#### [What is required]
Extract the text of every entry below exactly; leave images out.

#### [Input records]
[START]
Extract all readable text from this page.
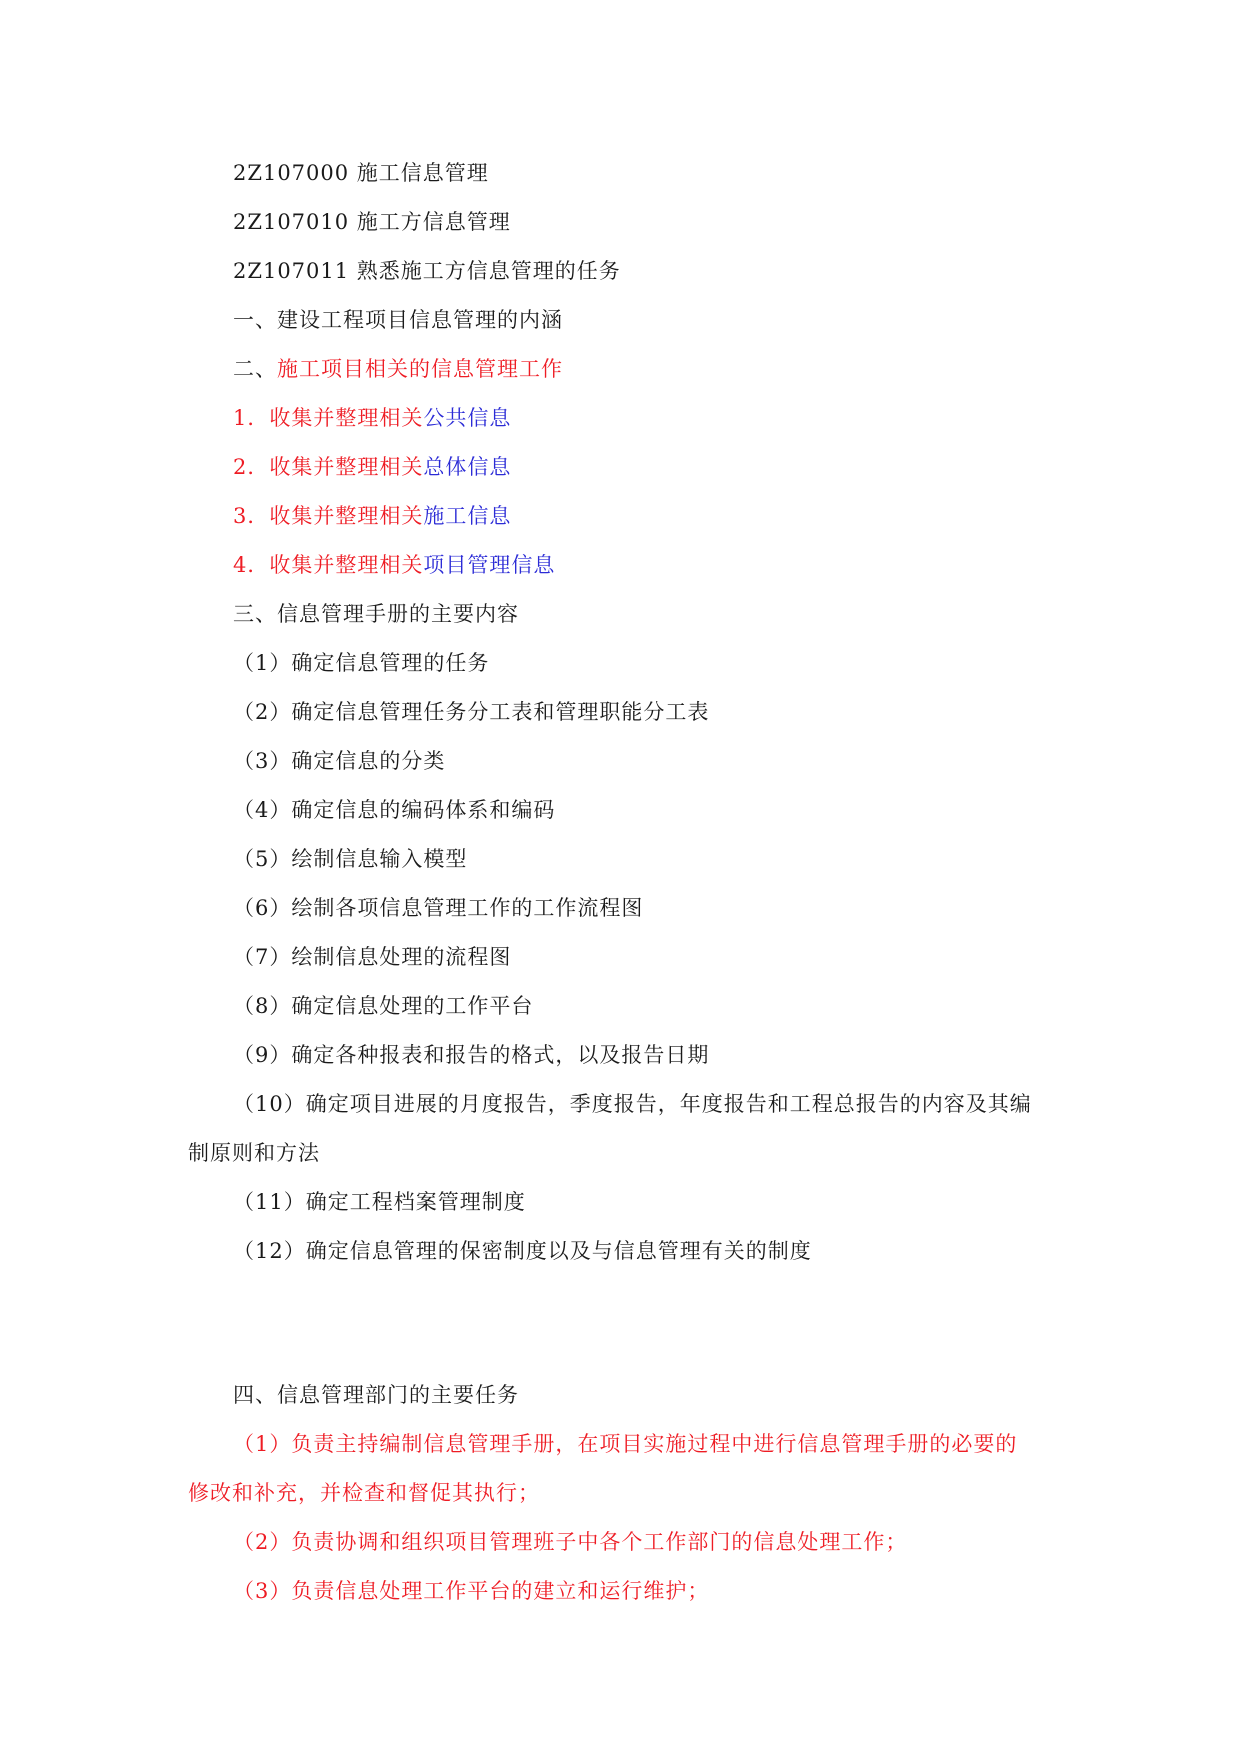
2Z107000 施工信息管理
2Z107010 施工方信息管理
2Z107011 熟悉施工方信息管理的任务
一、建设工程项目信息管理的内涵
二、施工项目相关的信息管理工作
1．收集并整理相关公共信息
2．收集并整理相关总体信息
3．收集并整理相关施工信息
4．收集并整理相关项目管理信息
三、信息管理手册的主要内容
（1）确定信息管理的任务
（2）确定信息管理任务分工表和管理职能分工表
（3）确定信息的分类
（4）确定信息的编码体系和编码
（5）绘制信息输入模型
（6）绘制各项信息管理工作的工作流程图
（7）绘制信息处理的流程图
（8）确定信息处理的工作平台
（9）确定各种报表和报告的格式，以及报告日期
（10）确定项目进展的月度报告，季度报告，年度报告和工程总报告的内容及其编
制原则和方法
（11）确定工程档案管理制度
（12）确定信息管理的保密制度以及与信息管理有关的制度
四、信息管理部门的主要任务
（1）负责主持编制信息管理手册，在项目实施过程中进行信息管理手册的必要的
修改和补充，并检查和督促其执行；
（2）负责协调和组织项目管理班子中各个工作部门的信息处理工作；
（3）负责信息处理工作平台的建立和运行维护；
[END]
#### [In response]
Extract all readable text from this page.
2Z107000 施工信息管理
2Z107010 施工方信息管理
2Z107011 熟悉施工方信息管理的任务
一、建设工程项目信息管理的内涵
二、施工项目相关的信息管理工作
1．收集并整理相关公共信息
2．收集并整理相关总体信息
3．收集并整理相关施工信息
4．收集并整理相关项目管理信息
三、信息管理手册的主要内容
（1）确定信息管理的任务
（2）确定信息管理任务分工表和管理职能分工表
（3）确定信息的分类
（4）确定信息的编码体系和编码
（5）绘制信息输入模型
（6）绘制各项信息管理工作的工作流程图
（7）绘制信息处理的流程图
（8）确定信息处理的工作平台
（9）确定各种报表和报告的格式，以及报告日期
（10）确定项目进展的月度报告，季度报告，年度报告和工程总报告的内容及其编
制原则和方法
（11）确定工程档案管理制度
（12）确定信息管理的保密制度以及与信息管理有关的制度
四、信息管理部门的主要任务
（1）负责主持编制信息管理手册，在项目实施过程中进行信息管理手册的必要的
修改和补充，并检查和督促其执行；
（2）负责协调和组织项目管理班子中各个工作部门的信息处理工作；
（3）负责信息处理工作平台的建立和运行维护；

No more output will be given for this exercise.